**What is asked:** Extract the whole listing as it stands. Do not include the pictures.

+++

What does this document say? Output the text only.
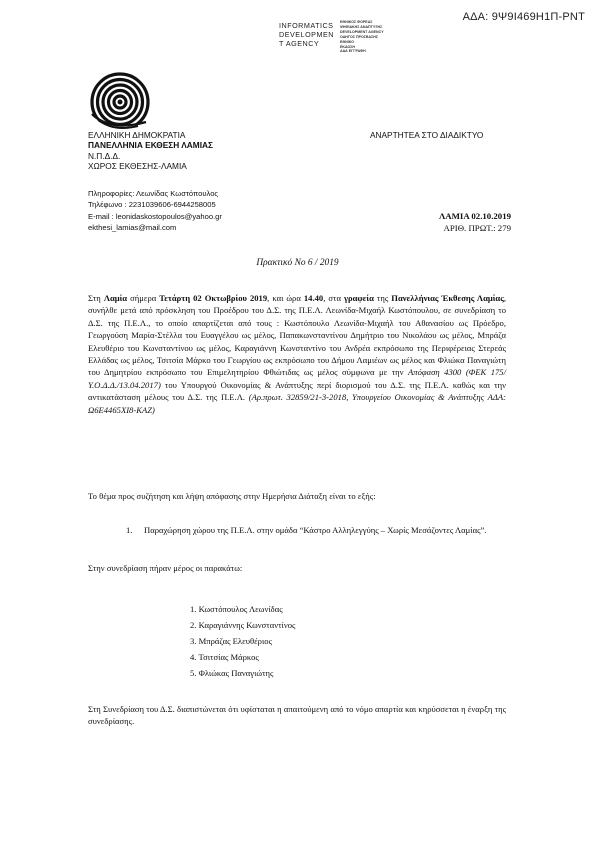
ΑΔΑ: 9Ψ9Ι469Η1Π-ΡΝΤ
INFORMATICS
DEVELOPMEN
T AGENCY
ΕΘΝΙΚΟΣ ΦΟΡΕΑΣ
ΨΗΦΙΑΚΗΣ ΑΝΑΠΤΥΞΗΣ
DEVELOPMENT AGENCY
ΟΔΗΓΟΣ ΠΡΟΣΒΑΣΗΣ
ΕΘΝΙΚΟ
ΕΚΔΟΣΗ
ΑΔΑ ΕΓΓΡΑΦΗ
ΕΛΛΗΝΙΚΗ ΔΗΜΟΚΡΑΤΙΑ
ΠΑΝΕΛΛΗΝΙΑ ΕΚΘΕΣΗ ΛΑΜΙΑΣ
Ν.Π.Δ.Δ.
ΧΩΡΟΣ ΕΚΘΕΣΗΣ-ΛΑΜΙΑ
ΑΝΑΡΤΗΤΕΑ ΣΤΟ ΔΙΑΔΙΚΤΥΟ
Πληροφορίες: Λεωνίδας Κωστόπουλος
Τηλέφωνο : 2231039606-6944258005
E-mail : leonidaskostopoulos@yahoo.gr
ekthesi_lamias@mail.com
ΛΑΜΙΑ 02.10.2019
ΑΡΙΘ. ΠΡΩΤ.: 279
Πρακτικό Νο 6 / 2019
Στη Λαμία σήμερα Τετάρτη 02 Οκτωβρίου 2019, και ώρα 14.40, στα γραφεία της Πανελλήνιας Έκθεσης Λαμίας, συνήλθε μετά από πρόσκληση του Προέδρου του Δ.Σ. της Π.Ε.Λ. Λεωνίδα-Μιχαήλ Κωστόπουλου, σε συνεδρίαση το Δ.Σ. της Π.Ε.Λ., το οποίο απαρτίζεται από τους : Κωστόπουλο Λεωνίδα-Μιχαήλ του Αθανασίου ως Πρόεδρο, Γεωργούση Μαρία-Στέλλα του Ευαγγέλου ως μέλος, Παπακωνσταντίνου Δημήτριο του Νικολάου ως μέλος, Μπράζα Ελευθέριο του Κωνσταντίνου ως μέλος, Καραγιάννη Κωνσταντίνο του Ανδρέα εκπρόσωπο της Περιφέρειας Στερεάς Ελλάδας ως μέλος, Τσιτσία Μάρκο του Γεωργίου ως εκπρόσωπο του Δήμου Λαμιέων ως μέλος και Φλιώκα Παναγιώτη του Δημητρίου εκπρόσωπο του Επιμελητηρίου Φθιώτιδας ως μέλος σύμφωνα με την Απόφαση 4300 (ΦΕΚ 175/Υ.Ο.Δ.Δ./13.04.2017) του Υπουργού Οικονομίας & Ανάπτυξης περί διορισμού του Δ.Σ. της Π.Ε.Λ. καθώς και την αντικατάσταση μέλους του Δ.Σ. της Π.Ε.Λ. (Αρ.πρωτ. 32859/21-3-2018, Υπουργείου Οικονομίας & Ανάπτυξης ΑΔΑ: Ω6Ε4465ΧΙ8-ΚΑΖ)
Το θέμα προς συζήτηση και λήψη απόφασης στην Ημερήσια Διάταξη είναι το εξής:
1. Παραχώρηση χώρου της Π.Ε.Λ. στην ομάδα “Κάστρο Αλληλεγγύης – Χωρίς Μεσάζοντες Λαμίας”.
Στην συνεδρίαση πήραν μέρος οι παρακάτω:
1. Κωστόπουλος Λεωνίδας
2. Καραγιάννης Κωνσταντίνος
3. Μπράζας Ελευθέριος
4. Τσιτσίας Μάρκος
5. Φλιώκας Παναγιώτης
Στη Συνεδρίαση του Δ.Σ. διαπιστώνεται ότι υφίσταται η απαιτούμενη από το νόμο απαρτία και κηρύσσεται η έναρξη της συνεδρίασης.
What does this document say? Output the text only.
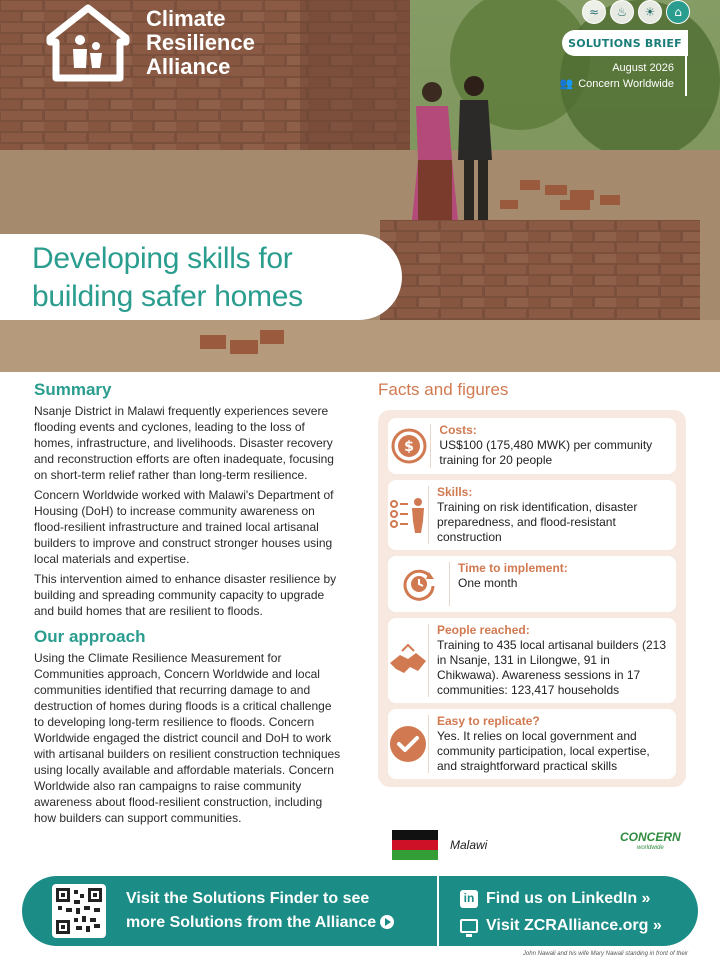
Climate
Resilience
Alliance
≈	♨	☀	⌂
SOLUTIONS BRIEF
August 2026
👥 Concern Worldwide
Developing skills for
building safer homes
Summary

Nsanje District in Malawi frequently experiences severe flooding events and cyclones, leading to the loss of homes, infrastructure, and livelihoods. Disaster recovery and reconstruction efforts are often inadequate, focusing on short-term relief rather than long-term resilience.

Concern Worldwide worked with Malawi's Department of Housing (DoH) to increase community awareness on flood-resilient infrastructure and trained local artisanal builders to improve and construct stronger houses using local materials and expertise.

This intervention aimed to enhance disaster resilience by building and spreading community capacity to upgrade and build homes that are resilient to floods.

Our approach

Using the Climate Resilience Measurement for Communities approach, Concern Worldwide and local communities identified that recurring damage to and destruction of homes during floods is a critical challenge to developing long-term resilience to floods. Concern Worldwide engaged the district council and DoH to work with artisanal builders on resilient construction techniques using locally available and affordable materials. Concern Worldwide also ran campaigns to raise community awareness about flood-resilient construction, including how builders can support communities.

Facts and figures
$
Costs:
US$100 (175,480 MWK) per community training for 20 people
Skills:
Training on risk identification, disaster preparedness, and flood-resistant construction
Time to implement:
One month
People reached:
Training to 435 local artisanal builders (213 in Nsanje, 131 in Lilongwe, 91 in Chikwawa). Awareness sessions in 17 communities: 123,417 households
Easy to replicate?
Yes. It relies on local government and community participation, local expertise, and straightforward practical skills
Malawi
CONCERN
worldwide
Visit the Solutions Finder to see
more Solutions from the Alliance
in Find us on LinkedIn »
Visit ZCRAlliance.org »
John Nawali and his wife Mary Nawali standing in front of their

+++

**Solution:**
What does this document say? Output the text only.
ΑΔΑ: 9Ψ9Ι469Η1Π-ΡΝΤ
INFORMATICS
DEVELOPMEN
T AGENCY
ΕΘΝΙΚΟΣ ΦΟΡΕΑΣ
ΨΗΦΙΑΚΗΣ ΑΝΑΠΤΥΞΗΣ
DEVELOPMENT AGENCY
ΟΔΗΓΟΣ ΠΡΟΣΒΑΣΗΣ
ΕΘΝΙΚΟ
ΕΚΔΟΣΗ
ΑΔΑ ΕΓΓΡΑΦΗ
ΕΛΛΗΝΙΚΗ ΔΗΜΟΚΡΑΤΙΑ
ΠΑΝΕΛΛΗΝΙΑ ΕΚΘΕΣΗ ΛΑΜΙΑΣ
Ν.Π.Δ.Δ.
ΧΩΡΟΣ ΕΚΘΕΣΗΣ-ΛΑΜΙΑ
ΑΝΑΡΤΗΤΕΑ ΣΤΟ ΔΙΑΔΙΚΤΥΟ
Πληροφορίες: Λεωνίδας Κωστόπουλος
Τηλέφωνο : 2231039606-6944258005
E-mail : leonidaskostopoulos@yahoo.gr
ekthesi_lamias@mail.com
ΛΑΜΙΑ 02.10.2019
ΑΡΙΘ. ΠΡΩΤ.: 279
Πρακτικό Νο 6 / 2019
Στη Λαμία σήμερα Τετάρτη 02 Οκτωβρίου 2019, και ώρα 14.40, στα γραφεία της Πανελλήνιας Έκθεσης Λαμίας, συνήλθε μετά από πρόσκληση του Προέδρου του Δ.Σ. της Π.Ε.Λ. Λεωνίδα-Μιχαήλ Κωστόπουλου, σε συνεδρίαση το Δ.Σ. της Π.Ε.Λ., το οποίο απαρτίζεται από τους : Κωστόπουλο Λεωνίδα-Μιχαήλ του Αθανασίου ως Πρόεδρο, Γεωργούση Μαρία-Στέλλα του Ευαγγέλου ως μέλος, Παπακωνσταντίνου Δημήτριο του Νικολάου ως μέλος, Μπράζα Ελευθέριο του Κωνσταντίνου ως μέλος, Καραγιάννη Κωνσταντίνο του Ανδρέα εκπρόσωπο της Περιφέρειας Στερεάς Ελλάδας ως μέλος, Τσιτσία Μάρκο του Γεωργίου ως εκπρόσωπο του Δήμου Λαμιέων ως μέλος και Φλιώκα Παναγιώτη του Δημητρίου εκπρόσωπο του Επιμελητηρίου Φθιώτιδας ως μέλος σύμφωνα με την Απόφαση 4300 (ΦΕΚ 175/Υ.Ο.Δ.Δ./13.04.2017) του Υπουργού Οικονομίας & Ανάπτυξης περί διορισμού του Δ.Σ. της Π.Ε.Λ. καθώς και την αντικατάσταση μέλους του Δ.Σ. της Π.Ε.Λ. (Αρ.πρωτ. 32859/21-3-2018, Υπουργείου Οικονομίας & Ανάπτυξης ΑΔΑ: Ω6Ε4465ΧΙ8-ΚΑΖ)
Το θέμα προς συζήτηση και λήψη απόφασης στην Ημερήσια Διάταξη είναι το εξής:
1. Παραχώρηση χώρου της Π.Ε.Λ. στην ομάδα “Κάστρο Αλληλεγγύης – Χωρίς Μεσάζοντες Λαμίας”.
Στην συνεδρίαση πήραν μέρος οι παρακάτω:
1. Κωστόπουλος Λεωνίδας
2. Καραγιάννης Κωνσταντίνος
3. Μπράζας Ελευθέριος
4. Τσιτσίας Μάρκος
5. Φλιώκας Παναγιώτης
Στη Συνεδρίαση του Δ.Σ. διαπιστώνεται ότι υφίσταται η απαιτούμενη από το νόμο απαρτία και κηρύσσεται η έναρξη της συνεδρίασης.
What does this document say? Output the text only.
Climate
Resilience
Alliance
≈	♨	☀	⌂
SOLUTIONS BRIEF
August 2026
👥 Concern Worldwide
Developing skills for
building safer homes
Summary

Nsanje District in Malawi frequently experiences severe flooding events and cyclones, leading to the loss of homes, infrastructure, and livelihoods. Disaster recovery and reconstruction efforts are often inadequate, focusing on short-term relief rather than long-term resilience.

Concern Worldwide worked with Malawi's Department of Housing (DoH) to increase community awareness on flood-resilient infrastructure and trained local artisanal builders to improve and construct stronger houses using local materials and expertise.

This intervention aimed to enhance disaster resilience by building and spreading community capacity to upgrade and build homes that are resilient to floods.

Our approach

Using the Climate Resilience Measurement for Communities approach, Concern Worldwide and local communities identified that recurring damage to and destruction of homes during floods is a critical challenge to developing long-term resilience to floods. Concern Worldwide engaged the district council and DoH to work with artisanal builders on resilient construction techniques using locally available and affordable materials. Concern Worldwide also ran campaigns to raise community awareness about flood-resilient construction, including how builders can support communities.

Facts and figures
$
Costs:
US$100 (175,480 MWK) per community training for 20 people
Skills:
Training on risk identification, disaster preparedness, and flood-resistant construction
Time to implement:
One month
People reached:
Training to 435 local artisanal builders (213 in Nsanje, 131 in Lilongwe, 91 in Chikwawa). Awareness sessions in 17 communities: 123,417 households
Easy to replicate?
Yes. It relies on local government and community participation, local expertise, and straightforward practical skills
Malawi
CONCERN
worldwide
Visit the Solutions Finder to see
more Solutions from the Alliance
in Find us on LinkedIn »
Visit ZCRAlliance.org »
John Nawali and his wife Mary Nawali standing in front of their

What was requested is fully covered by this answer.